:: WHAT NEEDS TO BE DONE ::
Take every line from the listing below that includes "noise" and copy it.

========

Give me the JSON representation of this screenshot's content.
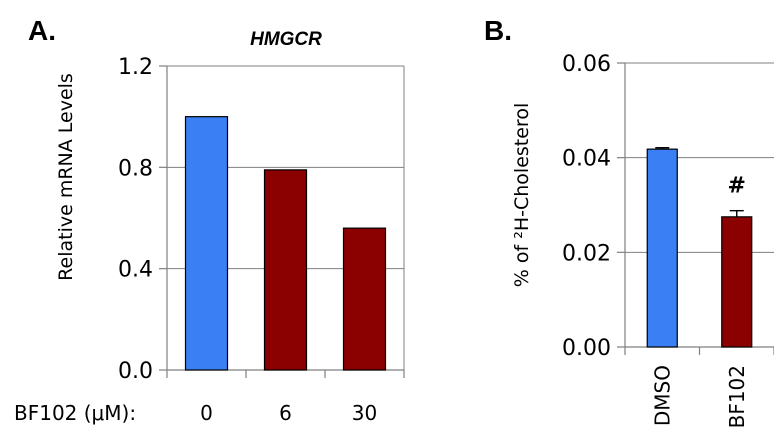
{
  "chart_data": [
    {
      "panel": "A.",
      "type": "bar",
      "title": "HMGCR",
      "ylabel": "Relative mRNA Levels",
      "xlabel": "BF102 (μM):",
      "categories": [
        "0",
        "6",
        "30"
      ],
      "values": [
        1.0,
        0.79,
        0.56
      ],
      "bar_colors": [
        "#3b7ff5",
        "#8b0000",
        "#8b0000"
      ],
      "ylim": [
        0,
        1.2
      ],
      "yticks": [
        "0.0",
        "0.4",
        "0.8",
        "1.2"
      ],
      "ytick_values": [
        0,
        0.4,
        0.8,
        1.2
      ],
      "grid": true
    },
    {
      "panel": "B.",
      "type": "bar",
      "title": "",
      "ylabel": "% of ²H-Cholesterol",
      "categories": [
        "DMSO",
        "BF102"
      ],
      "values": [
        0.0418,
        0.0275
      ],
      "errors": [
        0.0003,
        0.0013
      ],
      "bar_colors": [
        "#3b7ff5",
        "#8b0000"
      ],
      "annotations": [
        "",
        "#"
      ],
      "ylim": [
        0,
        0.06
      ],
      "yticks": [
        "0.00",
        "0.02",
        "0.04",
        "0.06"
      ],
      "ytick_values": [
        0,
        0.02,
        0.04,
        0.06
      ],
      "grid": true
    }
  ]
}
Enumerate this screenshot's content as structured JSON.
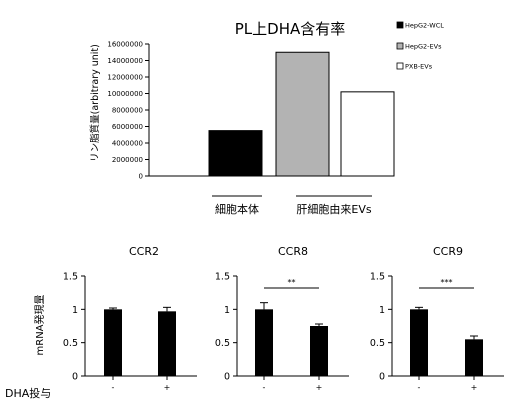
{
  "chart_data": [
    {
      "type": "bar",
      "title": "PL上DHA含有率",
      "ylabel": "リン脂質量(arbitrary unit)",
      "ylim": [
        0,
        16000000
      ],
      "yticks": [
        "0",
        "2000000",
        "4000000",
        "6000000",
        "8000000",
        "10000000",
        "12000000",
        "14000000",
        "16000000"
      ],
      "categories": [
        "HepG2-WCL",
        "HepG2-EVs",
        "PXB-EVs"
      ],
      "values": [
        5500000,
        15000000,
        10200000
      ],
      "colors": [
        "#000000",
        "#b3b3b3",
        "#ffffff"
      ],
      "legend": [
        "HepG2-WCL",
        "HepG2-EVs",
        "PXB-EVs"
      ],
      "legend_position": "right",
      "group_labels": [
        "細胞本体",
        "肝細胞由来EVs"
      ]
    },
    {
      "type": "bar",
      "title": "CCR2",
      "ylabel": "mRNA発現量",
      "ylim": [
        0,
        1.5
      ],
      "yticks": [
        "0",
        "0.5",
        "1",
        "1.5"
      ],
      "categories": [
        "-",
        "+"
      ],
      "values": [
        1.0,
        0.97
      ],
      "errors": [
        0.02,
        0.06
      ],
      "significance": ""
    },
    {
      "type": "bar",
      "title": "CCR8",
      "ylim": [
        0,
        1.5
      ],
      "yticks": [
        "0",
        "0.5",
        "1",
        "1.5"
      ],
      "categories": [
        "-",
        "+"
      ],
      "values": [
        1.0,
        0.75
      ],
      "errors": [
        0.1,
        0.03
      ],
      "significance": "**"
    },
    {
      "type": "bar",
      "title": "CCR9",
      "ylim": [
        0,
        1.5
      ],
      "yticks": [
        "0",
        "0.5",
        "1",
        "1.5"
      ],
      "categories": [
        "-",
        "+"
      ],
      "values": [
        1.0,
        0.55
      ],
      "errors": [
        0.03,
        0.05
      ],
      "significance": "***"
    }
  ],
  "xaxis_label": "DHA投与"
}
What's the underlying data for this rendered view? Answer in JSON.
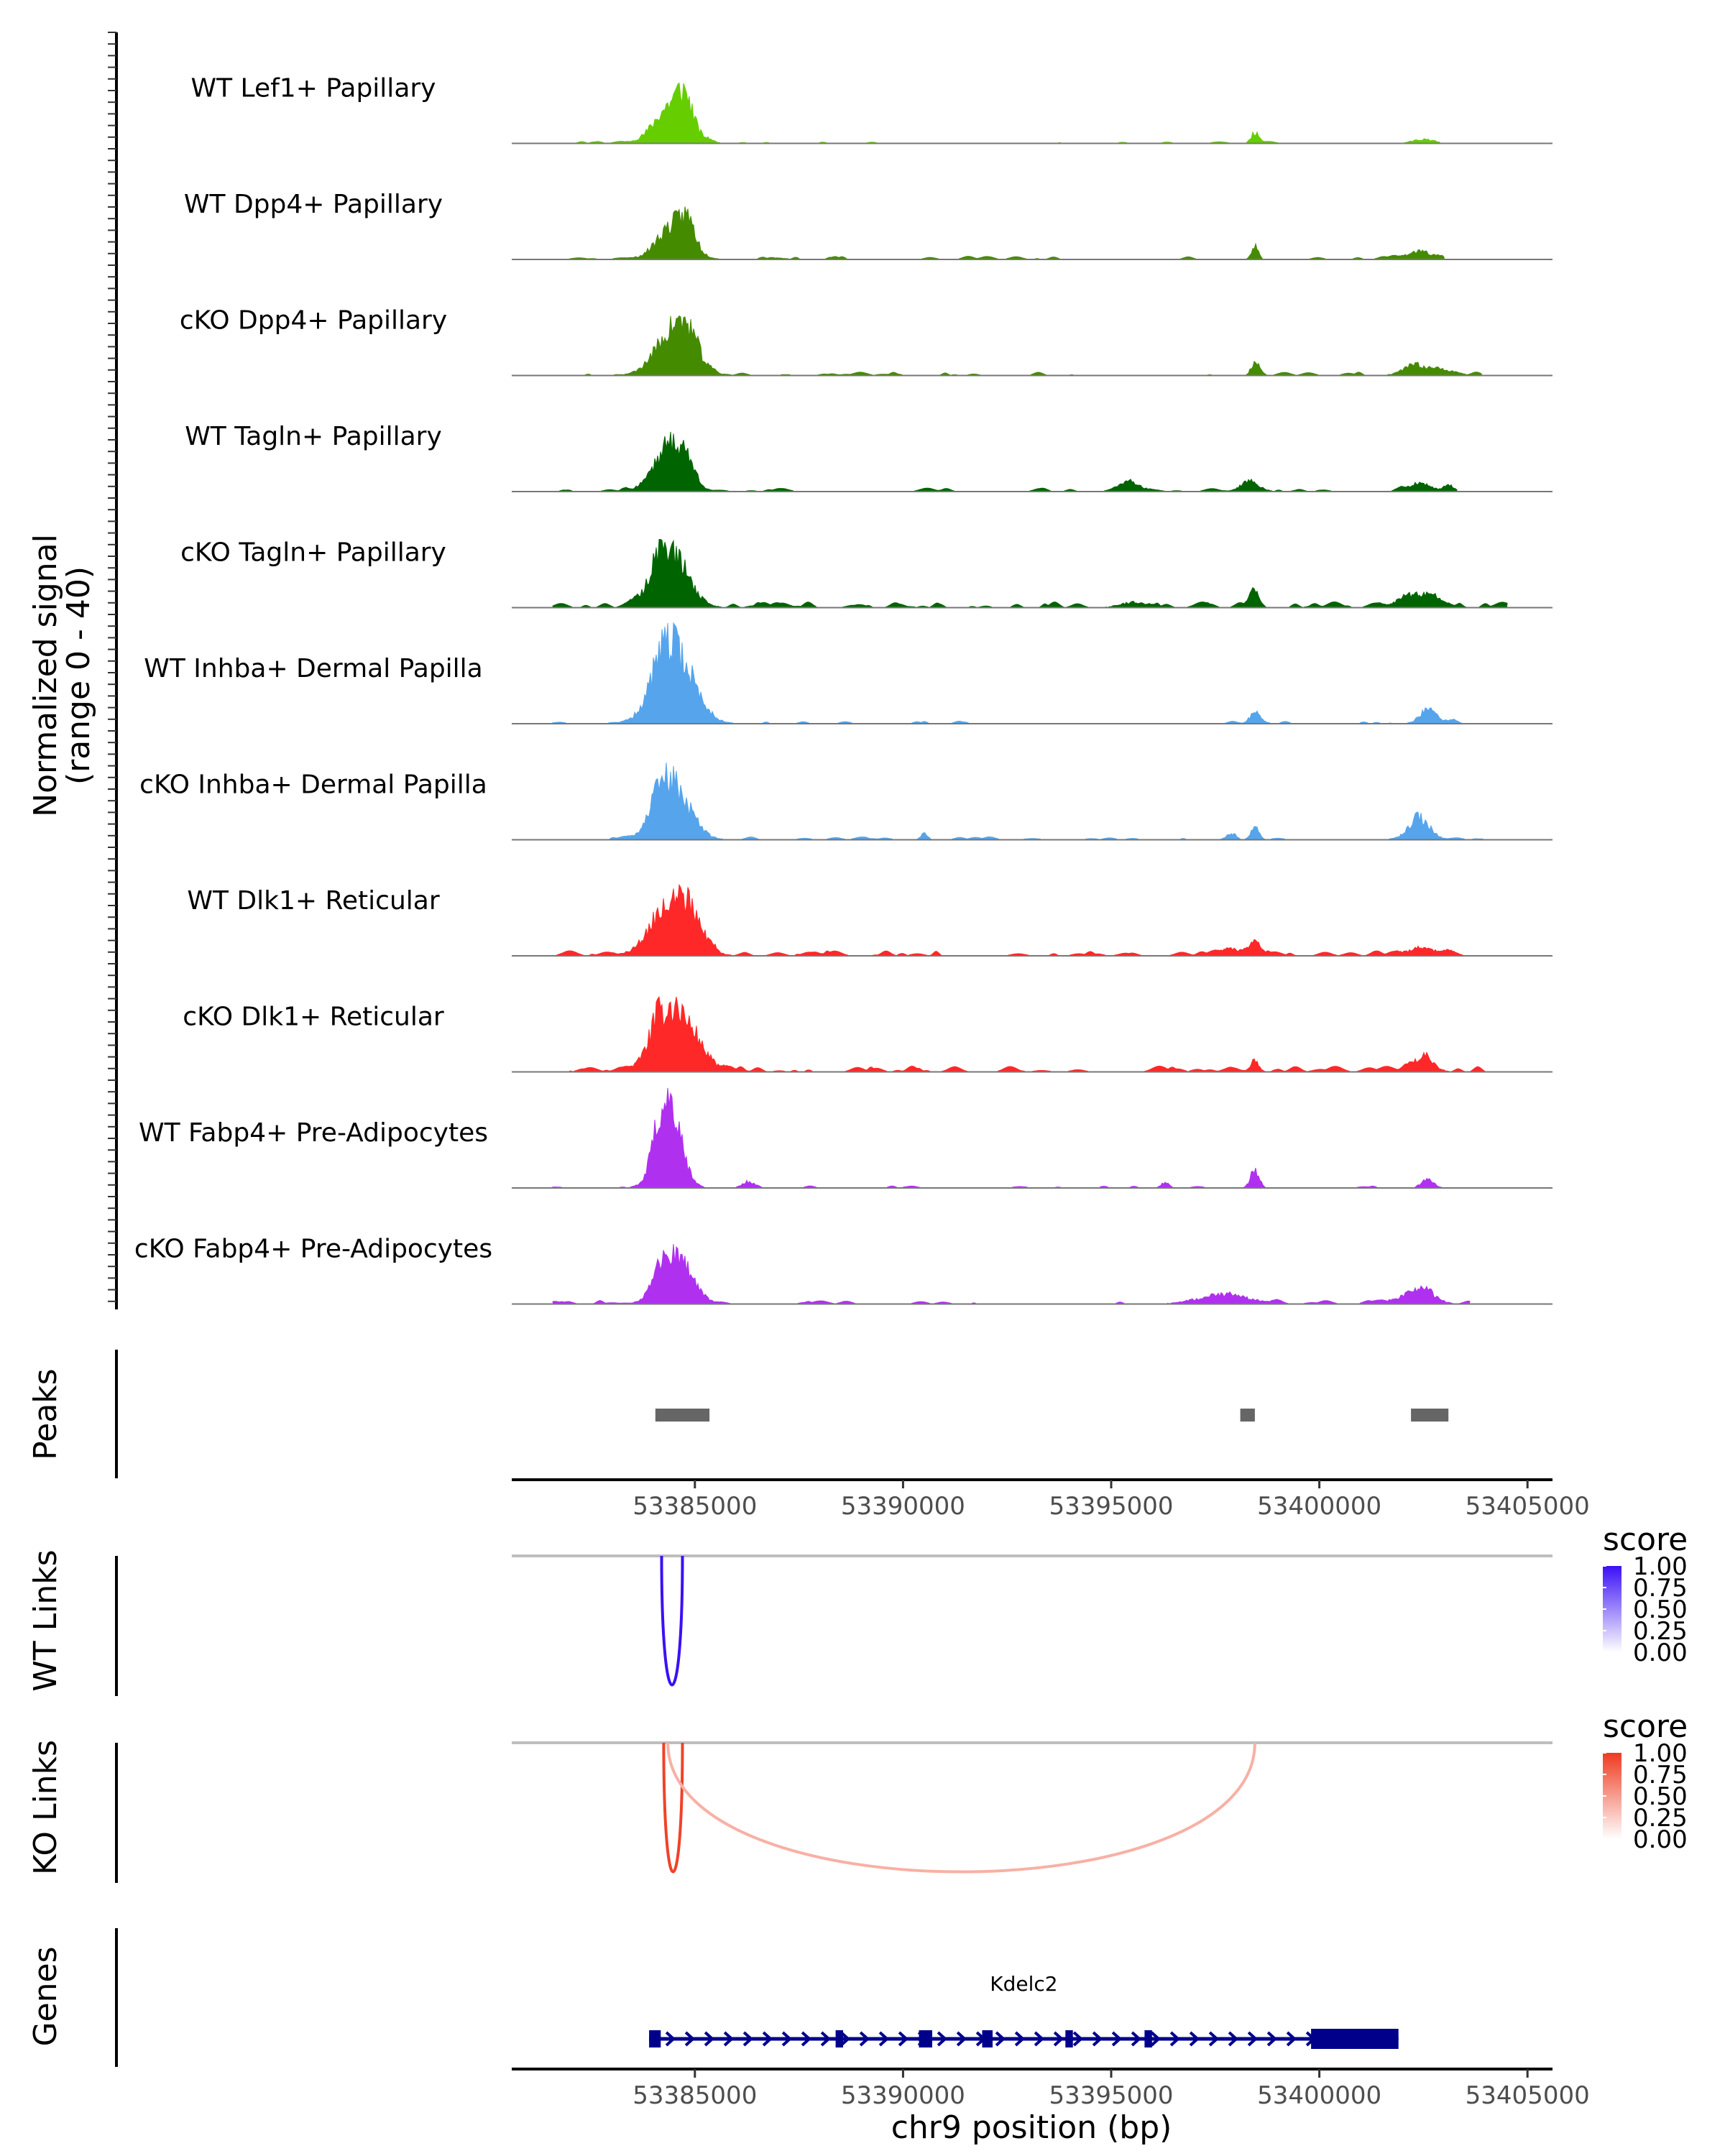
{
  "chart_data": {
    "type": "area",
    "title": "",
    "chromosome": "chr9",
    "xlabel": "chr9 position (bp)",
    "xlim": [
      53380600,
      53405600
    ],
    "x_ticks": [
      53385000,
      53390000,
      53395000,
      53400000,
      53405000
    ],
    "x_tick_labels": [
      "53385000",
      "53390000",
      "53395000",
      "53400000",
      "53405000"
    ],
    "coverage": {
      "ylabel_line1": "Normalized signal",
      "ylabel_line2": "(range 0 - 40)",
      "ylim": [
        0,
        40
      ],
      "tracks": [
        {
          "name": "WT Lef1+ Papillary",
          "color": "#66CD00",
          "seed": 11,
          "peaks": [
            [
              53384450,
              400,
              29
            ],
            [
              53384750,
              180,
              18
            ],
            [
              53398450,
              90,
              8
            ],
            [
              53402500,
              260,
              3
            ]
          ],
          "noise": 0.35,
          "extent": [
            53381600,
            53402900
          ]
        },
        {
          "name": "WT Dpp4+ Papillary",
          "color": "#458B00",
          "seed": 23,
          "peaks": [
            [
              53384500,
              380,
              27
            ],
            [
              53384850,
              160,
              14
            ],
            [
              53398450,
              80,
              10
            ],
            [
              53402400,
              300,
              6
            ]
          ],
          "noise": 0.55,
          "extent": [
            53381600,
            53403000
          ]
        },
        {
          "name": "cKO Dpp4+ Papillary",
          "color": "#458B00",
          "seed": 37,
          "peaks": [
            [
              53384500,
              420,
              35
            ],
            [
              53384900,
              200,
              14
            ],
            [
              53398450,
              90,
              9
            ],
            [
              53402300,
              280,
              8
            ],
            [
              53403000,
              250,
              3
            ]
          ],
          "noise": 0.6,
          "extent": [
            53381600,
            53403900
          ]
        },
        {
          "name": "WT Tagln+ Papillary",
          "color": "#006400",
          "seed": 41,
          "peaks": [
            [
              53384300,
              350,
              29
            ],
            [
              53384750,
              250,
              20
            ],
            [
              53395500,
              220,
              6
            ],
            [
              53398350,
              220,
              7
            ],
            [
              53402400,
              260,
              6
            ],
            [
              53403100,
              120,
              5
            ]
          ],
          "noise": 0.6,
          "extent": [
            53381600,
            53403300
          ]
        },
        {
          "name": "cKO Tagln+ Papillary",
          "color": "#006400",
          "seed": 53,
          "peaks": [
            [
              53384450,
              400,
              39
            ],
            [
              53384100,
              200,
              14
            ],
            [
              53398450,
              100,
              12
            ],
            [
              53402400,
              400,
              10
            ],
            [
              53395500,
              300,
              4
            ]
          ],
          "noise": 1.1,
          "extent": [
            53381600,
            53404500
          ]
        },
        {
          "name": "WT Inhba+ Dermal Papilla",
          "color": "#56A5EC",
          "seed": 67,
          "peaks": [
            [
              53384550,
              450,
              49
            ],
            [
              53384200,
              300,
              20
            ],
            [
              53398450,
              120,
              8
            ],
            [
              53402600,
              200,
              10
            ],
            [
              53403200,
              120,
              3
            ]
          ],
          "noise": 0.45,
          "extent": [
            53381600,
            53404500
          ]
        },
        {
          "name": "cKO Inhba+ Dermal Papilla",
          "color": "#56A5EC",
          "seed": 71,
          "peaks": [
            [
              53384500,
              400,
              38
            ],
            [
              53384150,
              250,
              16
            ],
            [
              53398450,
              100,
              9
            ],
            [
              53402400,
              250,
              16
            ],
            [
              53397900,
              100,
              5
            ],
            [
              53390500,
              80,
              5
            ]
          ],
          "noise": 0.5,
          "extent": [
            53381600,
            53404500
          ]
        },
        {
          "name": "WT Dlk1+ Reticular",
          "color": "#FF2828",
          "seed": 83,
          "peaks": [
            [
              53384450,
              480,
              40
            ],
            [
              53384900,
              250,
              16
            ],
            [
              53398450,
              100,
              12
            ],
            [
              53402500,
              400,
              5
            ],
            [
              53397900,
              200,
              4
            ]
          ],
          "noise": 0.9,
          "extent": [
            53381600,
            53404500
          ]
        },
        {
          "name": "cKO Dlk1+ Reticular",
          "color": "#FF2828",
          "seed": 97,
          "peaks": [
            [
              53384550,
              450,
              45
            ],
            [
              53384100,
              250,
              14
            ],
            [
              53398450,
              100,
              9
            ],
            [
              53402500,
              250,
              9
            ]
          ],
          "noise": 1.0,
          "extent": [
            53381600,
            53404000
          ]
        },
        {
          "name": "WT Fabp4+ Pre-Adipocytes",
          "color": "#B030F0",
          "seed": 101,
          "peaks": [
            [
              53384400,
              280,
              56
            ],
            [
              53384150,
              200,
              20
            ],
            [
              53398450,
              100,
              14
            ],
            [
              53402600,
              150,
              6
            ],
            [
              53386300,
              150,
              5
            ],
            [
              53396300,
              100,
              4
            ]
          ],
          "noise": 0.35,
          "extent": [
            53381600,
            53404000
          ]
        },
        {
          "name": "cKO Fabp4+ Pre-Adipocytes",
          "color": "#B030F0",
          "seed": 113,
          "peaks": [
            [
              53384550,
              380,
              33
            ],
            [
              53384150,
              220,
              10
            ],
            [
              53397700,
              600,
              7
            ],
            [
              53402500,
              300,
              9
            ],
            [
              53402000,
              300,
              4
            ]
          ],
          "noise": 0.6,
          "extent": [
            53381600,
            53403600
          ]
        }
      ]
    },
    "peaks": {
      "label": "Peaks",
      "color": "#666666",
      "regions": [
        [
          53384050,
          53385350
        ],
        [
          53398100,
          53398450
        ],
        [
          53402200,
          53403100
        ]
      ]
    },
    "links": [
      {
        "label": "WT Links",
        "color_max": "#3B10F5",
        "links": [
          [
            53384200,
            53384700,
            1.0
          ]
        ],
        "legend": {
          "title": "score",
          "ticks": [
            "1.00",
            "0.75",
            "0.50",
            "0.25",
            "0.00"
          ],
          "low_color": "#FFFFFF",
          "high_color": "#3B10F5"
        }
      },
      {
        "label": "KO Links",
        "color_max": "#EE3B20",
        "links": [
          [
            53384250,
            53384700,
            0.95
          ],
          [
            53384350,
            53398450,
            0.3
          ]
        ],
        "legend": {
          "title": "score",
          "ticks": [
            "1.00",
            "0.75",
            "0.50",
            "0.25",
            "0.00"
          ],
          "low_color": "#FFFFFF",
          "high_color": "#EE3B20"
        }
      }
    ],
    "genes": {
      "label": "Genes",
      "color": "#00008B",
      "items": [
        {
          "name": "Kdelc2",
          "strand": "+",
          "start": 53383900,
          "end": 53401900,
          "exons": [
            [
              53383900,
              53384180
            ],
            [
              53388380,
              53388560
            ],
            [
              53390380,
              53390700
            ],
            [
              53391900,
              53392150
            ],
            [
              53393900,
              53394080
            ],
            [
              53395800,
              53395980
            ],
            [
              53399800,
              53401900
            ]
          ],
          "thick_exon_index": 6
        }
      ]
    }
  }
}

========

:: EXERCISE RESULT ::
          "noise": 0.35,
          "noise": 0.55,
          "noise": 0.6,
          "noise": 0.6,
          "noise": 1.1,
          "noise": 0.45,
          "noise": 0.5,
          "noise": 0.9,
          "noise": 1.0,
          "noise": 0.35,
          "noise": 0.6,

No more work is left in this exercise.